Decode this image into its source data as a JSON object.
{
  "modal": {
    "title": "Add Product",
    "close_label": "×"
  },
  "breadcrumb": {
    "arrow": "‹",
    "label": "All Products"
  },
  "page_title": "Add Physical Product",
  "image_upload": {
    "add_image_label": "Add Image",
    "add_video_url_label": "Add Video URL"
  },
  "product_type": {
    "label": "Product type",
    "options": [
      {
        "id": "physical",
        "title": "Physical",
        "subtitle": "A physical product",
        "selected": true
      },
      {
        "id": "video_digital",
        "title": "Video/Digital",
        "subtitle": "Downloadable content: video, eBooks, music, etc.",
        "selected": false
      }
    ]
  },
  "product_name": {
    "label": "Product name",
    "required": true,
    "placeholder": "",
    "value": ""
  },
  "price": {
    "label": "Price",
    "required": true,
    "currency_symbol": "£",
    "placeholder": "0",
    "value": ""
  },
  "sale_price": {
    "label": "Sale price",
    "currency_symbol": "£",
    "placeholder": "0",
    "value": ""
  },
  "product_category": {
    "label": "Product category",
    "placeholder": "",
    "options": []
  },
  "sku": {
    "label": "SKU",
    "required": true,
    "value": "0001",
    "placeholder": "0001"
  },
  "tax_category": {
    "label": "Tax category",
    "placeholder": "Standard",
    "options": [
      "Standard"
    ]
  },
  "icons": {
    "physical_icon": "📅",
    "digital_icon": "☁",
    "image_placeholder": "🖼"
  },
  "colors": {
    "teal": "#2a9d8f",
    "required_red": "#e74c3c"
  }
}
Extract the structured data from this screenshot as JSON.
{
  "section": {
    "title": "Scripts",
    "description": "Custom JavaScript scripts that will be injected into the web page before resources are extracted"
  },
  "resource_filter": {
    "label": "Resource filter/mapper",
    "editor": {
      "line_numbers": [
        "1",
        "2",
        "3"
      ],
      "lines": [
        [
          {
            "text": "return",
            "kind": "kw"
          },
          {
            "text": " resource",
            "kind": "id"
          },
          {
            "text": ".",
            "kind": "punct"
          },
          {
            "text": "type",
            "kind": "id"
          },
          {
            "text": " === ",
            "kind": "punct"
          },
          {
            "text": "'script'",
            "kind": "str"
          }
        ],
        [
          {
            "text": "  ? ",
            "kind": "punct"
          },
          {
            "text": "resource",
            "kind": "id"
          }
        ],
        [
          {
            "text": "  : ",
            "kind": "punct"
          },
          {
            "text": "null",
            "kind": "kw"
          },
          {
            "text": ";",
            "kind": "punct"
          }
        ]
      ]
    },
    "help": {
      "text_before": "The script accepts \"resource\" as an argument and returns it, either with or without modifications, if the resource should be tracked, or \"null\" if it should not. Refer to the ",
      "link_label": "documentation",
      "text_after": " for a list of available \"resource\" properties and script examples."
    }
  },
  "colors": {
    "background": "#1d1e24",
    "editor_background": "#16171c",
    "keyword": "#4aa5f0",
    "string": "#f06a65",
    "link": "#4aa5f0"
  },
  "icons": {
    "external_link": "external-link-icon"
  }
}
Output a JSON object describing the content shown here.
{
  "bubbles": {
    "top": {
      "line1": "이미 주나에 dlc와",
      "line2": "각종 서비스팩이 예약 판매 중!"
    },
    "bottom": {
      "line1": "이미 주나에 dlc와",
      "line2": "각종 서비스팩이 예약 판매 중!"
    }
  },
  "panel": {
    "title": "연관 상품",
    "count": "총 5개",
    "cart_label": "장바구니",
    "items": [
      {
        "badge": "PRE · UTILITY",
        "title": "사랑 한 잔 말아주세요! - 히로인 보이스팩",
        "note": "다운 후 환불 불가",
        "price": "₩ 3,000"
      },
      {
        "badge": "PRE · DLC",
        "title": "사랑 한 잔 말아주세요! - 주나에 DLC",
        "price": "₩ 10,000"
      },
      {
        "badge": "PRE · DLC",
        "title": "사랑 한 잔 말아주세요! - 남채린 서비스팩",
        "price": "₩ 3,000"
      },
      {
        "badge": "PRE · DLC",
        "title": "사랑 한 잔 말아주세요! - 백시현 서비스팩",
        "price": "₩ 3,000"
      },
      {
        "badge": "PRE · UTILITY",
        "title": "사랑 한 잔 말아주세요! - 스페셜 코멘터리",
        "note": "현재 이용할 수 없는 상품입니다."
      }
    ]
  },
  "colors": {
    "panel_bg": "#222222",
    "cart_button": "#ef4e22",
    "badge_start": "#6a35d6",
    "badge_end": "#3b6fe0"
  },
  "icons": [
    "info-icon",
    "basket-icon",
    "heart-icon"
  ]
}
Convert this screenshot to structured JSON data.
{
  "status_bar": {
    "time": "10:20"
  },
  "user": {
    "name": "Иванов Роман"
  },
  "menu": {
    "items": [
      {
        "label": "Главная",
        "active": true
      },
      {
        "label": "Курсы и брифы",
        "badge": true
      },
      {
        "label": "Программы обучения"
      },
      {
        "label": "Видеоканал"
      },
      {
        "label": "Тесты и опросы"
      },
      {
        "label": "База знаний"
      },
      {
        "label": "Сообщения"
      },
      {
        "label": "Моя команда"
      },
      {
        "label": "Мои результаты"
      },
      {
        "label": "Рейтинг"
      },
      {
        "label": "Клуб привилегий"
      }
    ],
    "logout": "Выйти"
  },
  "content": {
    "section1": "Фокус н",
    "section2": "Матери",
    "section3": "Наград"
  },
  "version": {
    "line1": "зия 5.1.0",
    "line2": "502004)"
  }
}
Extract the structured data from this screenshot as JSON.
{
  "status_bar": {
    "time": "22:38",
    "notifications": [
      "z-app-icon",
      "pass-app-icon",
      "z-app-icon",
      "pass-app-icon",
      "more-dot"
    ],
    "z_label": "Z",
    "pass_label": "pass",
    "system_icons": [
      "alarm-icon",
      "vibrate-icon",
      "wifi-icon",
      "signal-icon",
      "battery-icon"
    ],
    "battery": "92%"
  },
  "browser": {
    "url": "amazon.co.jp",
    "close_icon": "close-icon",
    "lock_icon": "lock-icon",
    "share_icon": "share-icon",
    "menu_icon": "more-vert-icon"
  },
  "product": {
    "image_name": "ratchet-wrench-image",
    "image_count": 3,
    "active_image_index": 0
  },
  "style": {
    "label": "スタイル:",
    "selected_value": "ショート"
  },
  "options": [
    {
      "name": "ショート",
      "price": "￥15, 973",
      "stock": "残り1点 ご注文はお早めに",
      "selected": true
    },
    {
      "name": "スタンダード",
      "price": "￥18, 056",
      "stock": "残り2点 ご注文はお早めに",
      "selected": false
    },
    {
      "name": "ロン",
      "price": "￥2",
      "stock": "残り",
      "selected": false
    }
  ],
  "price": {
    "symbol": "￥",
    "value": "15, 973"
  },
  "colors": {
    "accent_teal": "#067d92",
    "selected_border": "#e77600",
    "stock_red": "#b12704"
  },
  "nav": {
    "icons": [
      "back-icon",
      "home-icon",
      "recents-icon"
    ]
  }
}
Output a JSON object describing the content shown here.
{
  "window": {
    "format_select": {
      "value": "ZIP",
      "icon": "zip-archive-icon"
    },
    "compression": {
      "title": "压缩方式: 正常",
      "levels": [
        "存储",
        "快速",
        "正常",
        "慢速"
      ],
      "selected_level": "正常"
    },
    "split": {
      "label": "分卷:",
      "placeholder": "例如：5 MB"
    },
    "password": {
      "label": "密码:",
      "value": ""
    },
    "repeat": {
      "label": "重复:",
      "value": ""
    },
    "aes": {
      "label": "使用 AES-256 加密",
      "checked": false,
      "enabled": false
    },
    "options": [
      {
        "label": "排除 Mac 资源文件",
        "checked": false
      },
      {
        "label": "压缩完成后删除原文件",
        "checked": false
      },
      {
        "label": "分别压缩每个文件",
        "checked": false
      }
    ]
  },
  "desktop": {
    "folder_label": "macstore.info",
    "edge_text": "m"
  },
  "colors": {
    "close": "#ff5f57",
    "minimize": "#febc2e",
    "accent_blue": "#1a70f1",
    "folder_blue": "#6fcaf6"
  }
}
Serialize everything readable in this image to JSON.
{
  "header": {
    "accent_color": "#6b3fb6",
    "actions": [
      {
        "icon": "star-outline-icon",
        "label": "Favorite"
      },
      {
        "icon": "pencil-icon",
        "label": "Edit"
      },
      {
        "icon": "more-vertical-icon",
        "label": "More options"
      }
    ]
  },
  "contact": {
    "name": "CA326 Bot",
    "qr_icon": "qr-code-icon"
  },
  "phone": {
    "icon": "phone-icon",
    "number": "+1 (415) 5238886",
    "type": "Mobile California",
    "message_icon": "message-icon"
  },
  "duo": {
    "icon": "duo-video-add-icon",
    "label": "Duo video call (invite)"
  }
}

## Problem
Return every line above that contains the word "true".

## Solution to this exercise
        "selected": true
    "required": true,
    "required": true,
    "required": true,
        "active": true
        "badge": true
      "selected": true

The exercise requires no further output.